» Task objective:
Scan the listing below. Report each line that includes "name".

» Materials provided:
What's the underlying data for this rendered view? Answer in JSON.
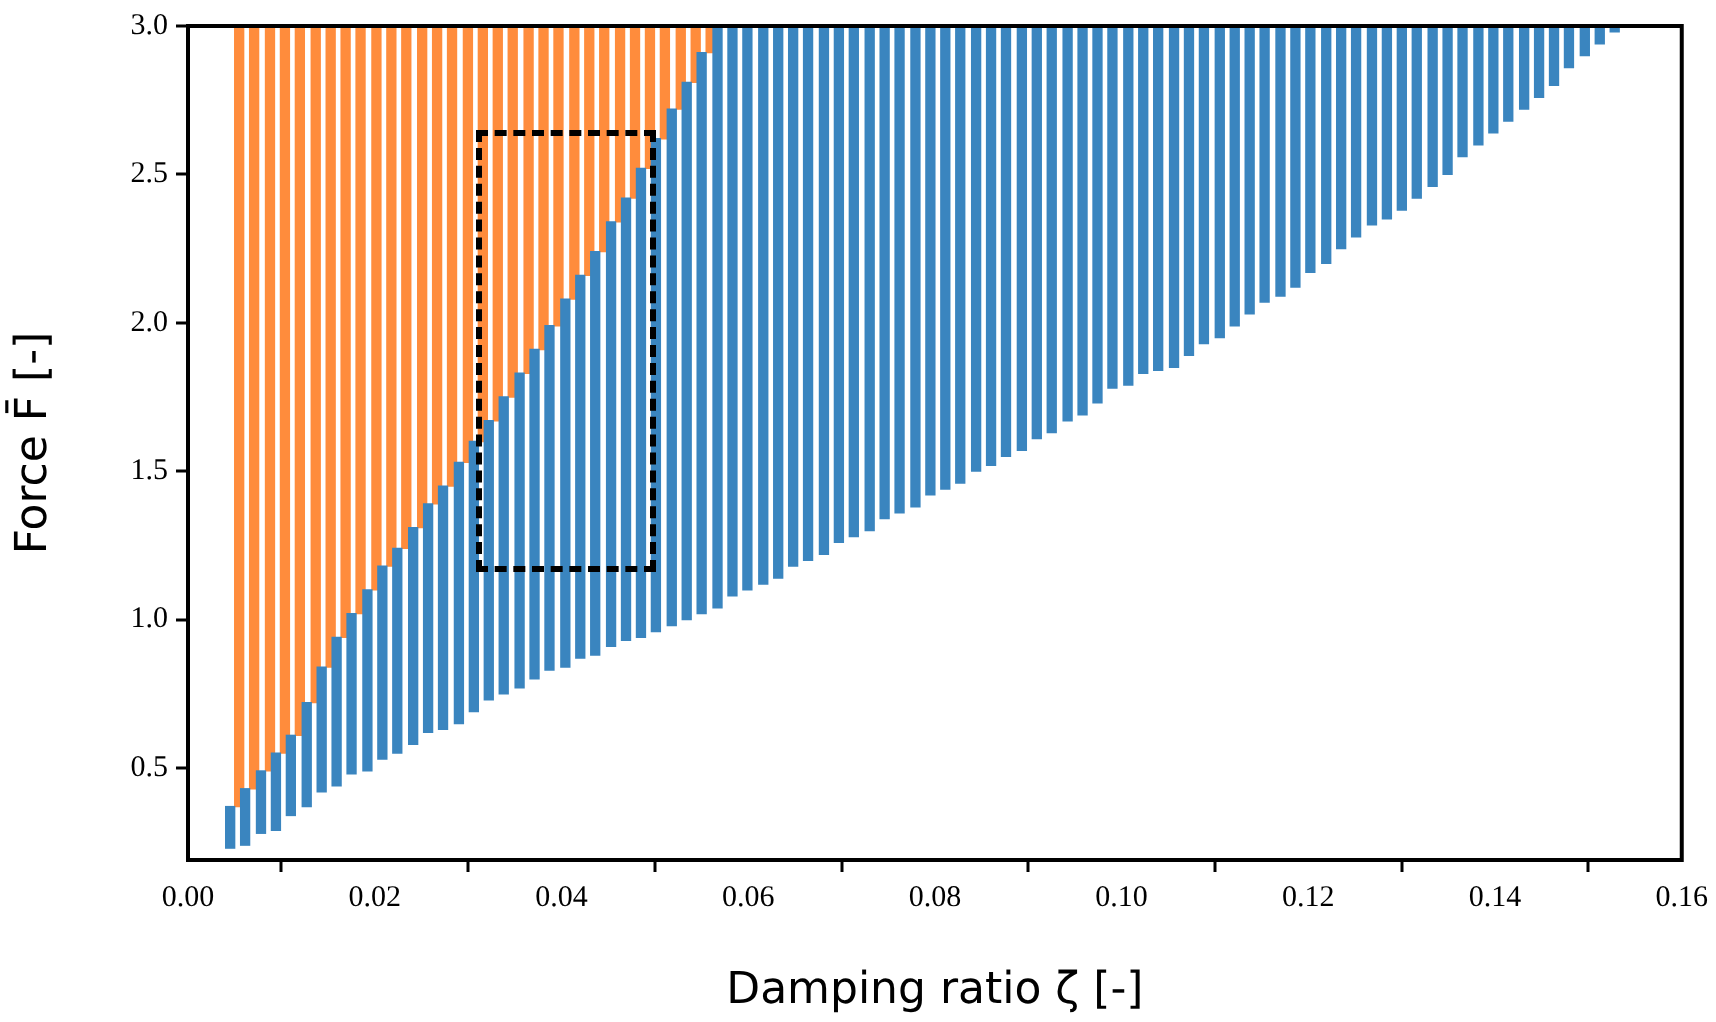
{
  "chart_data": {
    "type": "bar",
    "xlabel": "Damping ratio ζ [-]",
    "ylabel": "Force F̄ [-]",
    "x": [
      0.005,
      0.0066,
      0.0083,
      0.0099,
      0.0115,
      0.0132,
      0.0148,
      0.0164,
      0.018,
      0.0197,
      0.0213,
      0.0229,
      0.0246,
      0.0262,
      0.0278,
      0.0295,
      0.0311,
      0.0327,
      0.0343,
      0.036,
      0.0376,
      0.0392,
      0.0409,
      0.0425,
      0.0441,
      0.0458,
      0.0474,
      0.049,
      0.0506,
      0.0523,
      0.0539,
      0.0555,
      0.0572,
      0.0588,
      0.0604,
      0.0621,
      0.0637,
      0.0653,
      0.0669,
      0.0686,
      0.0702,
      0.0718,
      0.0735,
      0.0751,
      0.0767,
      0.0784,
      0.08,
      0.0816,
      0.0832,
      0.0849,
      0.0865,
      0.0881,
      0.0898,
      0.0914,
      0.093,
      0.0947,
      0.0963,
      0.0979,
      0.0995,
      0.1012,
      0.1028,
      0.1044,
      0.1061,
      0.1077,
      0.1093,
      0.111,
      0.1126,
      0.1142,
      0.1158,
      0.1175,
      0.1191,
      0.1207,
      0.1224,
      0.124,
      0.1256,
      0.1273,
      0.1289,
      0.1305,
      0.1321,
      0.1338,
      0.1354,
      0.137,
      0.1387,
      0.1403,
      0.1419,
      0.1436,
      0.1452,
      0.1468,
      0.1484,
      0.1501,
      0.1517,
      0.1533
    ],
    "series": [
      {
        "color": "#3a85bf",
        "base": [
          0.23,
          0.24,
          0.28,
          0.29,
          0.34,
          0.37,
          0.42,
          0.44,
          0.48,
          0.49,
          0.53,
          0.55,
          0.58,
          0.62,
          0.63,
          0.65,
          0.69,
          0.73,
          0.75,
          0.77,
          0.8,
          0.83,
          0.84,
          0.87,
          0.88,
          0.91,
          0.93,
          0.94,
          0.96,
          0.98,
          1.0,
          1.02,
          1.04,
          1.08,
          1.1,
          1.12,
          1.14,
          1.18,
          1.2,
          1.22,
          1.26,
          1.28,
          1.3,
          1.34,
          1.36,
          1.38,
          1.42,
          1.44,
          1.46,
          1.5,
          1.52,
          1.55,
          1.57,
          1.61,
          1.63,
          1.67,
          1.69,
          1.73,
          1.78,
          1.79,
          1.83,
          1.84,
          1.85,
          1.89,
          1.93,
          1.95,
          1.99,
          2.03,
          2.07,
          2.09,
          2.12,
          2.17,
          2.2,
          2.25,
          2.29,
          2.33,
          2.35,
          2.38,
          2.42,
          2.46,
          2.5,
          2.56,
          2.6,
          2.64,
          2.68,
          2.72,
          2.76,
          2.8,
          2.86,
          2.9,
          2.94,
          2.98
        ],
        "values": [
          0.14,
          0.19,
          0.21,
          0.26,
          0.27,
          0.35,
          0.42,
          0.5,
          0.54,
          0.61,
          0.65,
          0.69,
          0.73,
          0.77,
          0.82,
          0.88,
          0.91,
          0.94,
          1.0,
          1.06,
          1.11,
          1.16,
          1.24,
          1.29,
          1.36,
          1.43,
          1.49,
          1.58,
          1.66,
          1.74,
          1.81,
          1.89,
          1.96,
          1.92,
          1.9,
          1.88,
          1.86,
          1.82,
          1.8,
          1.78,
          1.74,
          1.72,
          1.7,
          1.66,
          1.64,
          1.62,
          1.58,
          1.56,
          1.54,
          1.5,
          1.48,
          1.45,
          1.43,
          1.39,
          1.37,
          1.33,
          1.31,
          1.27,
          1.22,
          1.21,
          1.17,
          1.16,
          1.15,
          1.11,
          1.07,
          1.05,
          1.01,
          0.97,
          0.93,
          0.91,
          0.88,
          0.83,
          0.8,
          0.75,
          0.71,
          0.67,
          0.65,
          0.62,
          0.58,
          0.54,
          0.5,
          0.44,
          0.4,
          0.36,
          0.32,
          0.28,
          0.24,
          0.2,
          0.14,
          0.1,
          0.06,
          0.02
        ]
      },
      {
        "color": "#ff8c3c",
        "base": [
          0.37,
          0.43,
          0.49,
          0.55,
          0.61,
          0.72,
          0.84,
          0.94,
          1.02,
          1.1,
          1.18,
          1.24,
          1.31,
          1.39,
          1.45,
          1.53,
          1.6,
          1.67,
          1.75,
          1.83,
          1.91,
          1.99,
          2.08,
          2.16,
          2.24,
          2.34,
          2.42,
          2.52,
          2.62,
          2.72,
          2.81,
          2.91,
          null,
          null,
          null,
          null,
          null,
          null,
          null,
          null,
          null,
          null,
          null,
          null,
          null,
          null,
          null,
          null,
          null,
          null,
          null,
          null,
          null,
          null,
          null,
          null,
          null,
          null,
          null,
          null,
          null,
          null,
          null,
          null,
          null,
          null,
          null,
          null,
          null,
          null,
          null,
          null,
          null,
          null,
          null,
          null,
          null,
          null,
          null,
          null,
          null,
          null,
          null,
          null,
          null,
          null,
          null,
          null,
          null,
          null,
          null,
          null
        ],
        "values": [
          2.63,
          2.57,
          2.51,
          2.45,
          2.39,
          2.28,
          2.16,
          2.06,
          1.98,
          1.9,
          1.82,
          1.76,
          1.69,
          1.61,
          1.55,
          1.47,
          1.4,
          1.33,
          1.25,
          1.17,
          1.09,
          1.01,
          0.92,
          0.84,
          0.76,
          0.66,
          0.58,
          0.48,
          0.38,
          0.28,
          0.19,
          0.09,
          null,
          null,
          null,
          null,
          null,
          null,
          null,
          null,
          null,
          null,
          null,
          null,
          null,
          null,
          null,
          null,
          null,
          null,
          null,
          null,
          null,
          null,
          null,
          null,
          null,
          null,
          null,
          null,
          null,
          null,
          null,
          null,
          null,
          null,
          null,
          null,
          null,
          null,
          null,
          null,
          null,
          null,
          null,
          null,
          null,
          null,
          null,
          null,
          null,
          null,
          null,
          null,
          null,
          null,
          null,
          null,
          null,
          null,
          null,
          null
        ]
      }
    ],
    "xlim": [
      0,
      0.16
    ],
    "xticks": [
      {
        "value": 0,
        "label": "0.00"
      },
      {
        "value": 0.02,
        "label": "0.02"
      },
      {
        "value": 0.04,
        "label": "0.04"
      },
      {
        "value": 0.06,
        "label": "0.06"
      },
      {
        "value": 0.08,
        "label": "0.08"
      },
      {
        "value": 0.1,
        "label": "0.10"
      },
      {
        "value": 0.12,
        "label": "0.12"
      },
      {
        "value": 0.14,
        "label": "0.14"
      },
      {
        "value": 0.16,
        "label": "0.16"
      }
    ],
    "ylim": [
      0.19,
      3.0
    ],
    "yticks": [
      0.5,
      {
        "value": 1,
        "label": "1.0"
      },
      1.5,
      {
        "value": 2,
        "label": "2.0"
      },
      2.5,
      {
        "value": 3,
        "label": "3.0"
      }
    ]
  }
}
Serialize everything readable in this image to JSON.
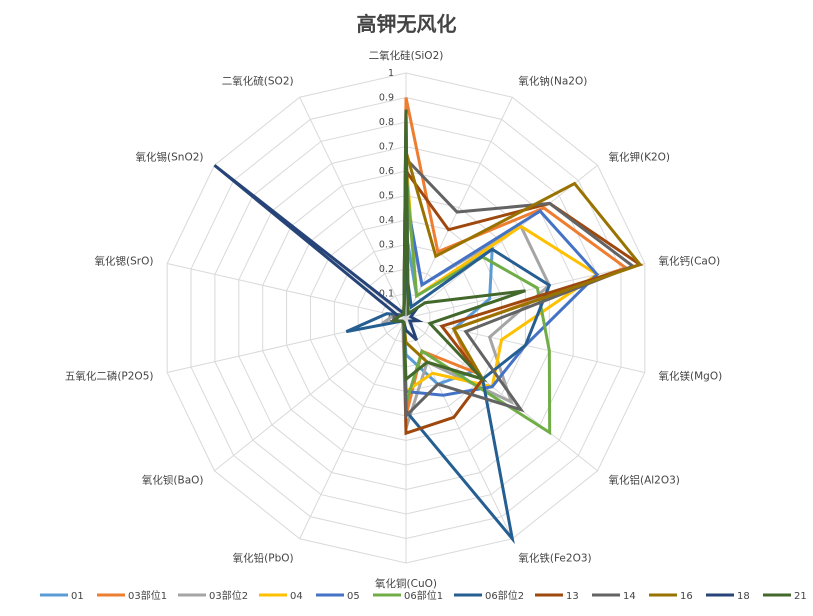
{
  "title": "高钾无风化",
  "chart_data": {
    "type": "radar",
    "title": "高钾无风化",
    "categories": [
      "二氧化硅(SiO2)",
      "氧化钠(Na2O)",
      "氧化钾(K2O)",
      "氧化钙(CaO)",
      "氧化镁(MgO)",
      "氧化铝(Al2O3)",
      "氧化铁(Fe2O3)",
      "氧化铜(CuO)",
      "氧化铅(PbO)",
      "氧化钡(BaO)",
      "五氧化二磷(P2O5)",
      "氧化锶(SrO)",
      "氧化锡(SnO2)",
      "二氧化硫(SO2)"
    ],
    "ticks": [
      "0",
      "0.1",
      "0.2",
      "0.3",
      "0.4",
      "0.5",
      "0.6",
      "0.7",
      "0.8",
      "0.9",
      "1"
    ],
    "rmax": 1,
    "series": [
      {
        "name": "01",
        "color": "#5B9BD5",
        "values": [
          0.35,
          0.1,
          0.45,
          0.35,
          0.2,
          0.35,
          0.3,
          0.15,
          0.02,
          0.02,
          0.05,
          0.05,
          0.02,
          0.02
        ]
      },
      {
        "name": "03部位1",
        "color": "#ED7D31",
        "values": [
          0.9,
          0.3,
          0.72,
          0.92,
          0.2,
          0.35,
          0.15,
          0.4,
          0.02,
          0.02,
          0.05,
          0.03,
          0.02,
          0.02
        ]
      },
      {
        "name": "03部位2",
        "color": "#A5A5A5",
        "values": [
          0.45,
          0.15,
          0.6,
          0.6,
          0.35,
          0.55,
          0.2,
          0.45,
          0.03,
          0.02,
          0.1,
          0.05,
          0.02,
          0.02
        ]
      },
      {
        "name": "04",
        "color": "#FFC000",
        "values": [
          0.65,
          0.1,
          0.6,
          0.8,
          0.4,
          0.45,
          0.25,
          0.3,
          0.02,
          0.02,
          0.05,
          0.03,
          0.02,
          0.02
        ]
      },
      {
        "name": "05",
        "color": "#4472C4",
        "values": [
          0.5,
          0.15,
          0.7,
          0.8,
          0.5,
          0.45,
          0.35,
          0.3,
          0.02,
          0.02,
          0.05,
          0.05,
          0.02,
          0.02
        ]
      },
      {
        "name": "06部位1",
        "color": "#70AD47",
        "values": [
          0.6,
          0.1,
          0.4,
          0.55,
          0.6,
          0.75,
          0.15,
          0.35,
          0.02,
          0.02,
          0.05,
          0.05,
          0.02,
          0.02
        ]
      },
      {
        "name": "06部位2",
        "color": "#255E91",
        "values": [
          0.2,
          0.05,
          0.45,
          0.6,
          0.5,
          0.4,
          1.0,
          0.38,
          0.02,
          0.02,
          0.25,
          0.08,
          0.02,
          0.02
        ]
      },
      {
        "name": "13",
        "color": "#9E480E",
        "values": [
          0.6,
          0.4,
          0.75,
          0.98,
          0.15,
          0.4,
          0.45,
          0.47,
          0.02,
          0.02,
          0.05,
          0.05,
          0.02,
          0.02
        ]
      },
      {
        "name": "14",
        "color": "#636363",
        "values": [
          0.65,
          0.48,
          0.75,
          0.95,
          0.25,
          0.6,
          0.3,
          0.4,
          0.02,
          0.02,
          0.05,
          0.05,
          0.02,
          0.02
        ]
      },
      {
        "name": "16",
        "color": "#997300",
        "values": [
          0.68,
          0.28,
          0.88,
          0.98,
          0.2,
          0.4,
          0.2,
          0.1,
          0.02,
          0.02,
          0.05,
          0.03,
          0.02,
          0.02
        ]
      },
      {
        "name": "18",
        "color": "#264478",
        "values": [
          0.85,
          0.02,
          0.05,
          0.02,
          0.05,
          0.02,
          0.1,
          0.05,
          0.02,
          0.02,
          0.05,
          0.03,
          1.0,
          0.02
        ]
      },
      {
        "name": "21",
        "color": "#43682B",
        "values": [
          0.85,
          0.02,
          0.1,
          0.5,
          0.1,
          0.4,
          0.2,
          0.25,
          0.02,
          0.02,
          0.05,
          0.03,
          0.02,
          0.02
        ]
      }
    ],
    "grid": true,
    "legend_position": "bottom"
  }
}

» Solution:
        "name": "01",
        "name": "03部位1",
        "name": "03部位2",
        "name": "04",
        "name": "05",
        "name": "06部位1",
        "name": "06部位2",
        "name": "13",
        "name": "14",
        "name": "16",
        "name": "18",
        "name": "21",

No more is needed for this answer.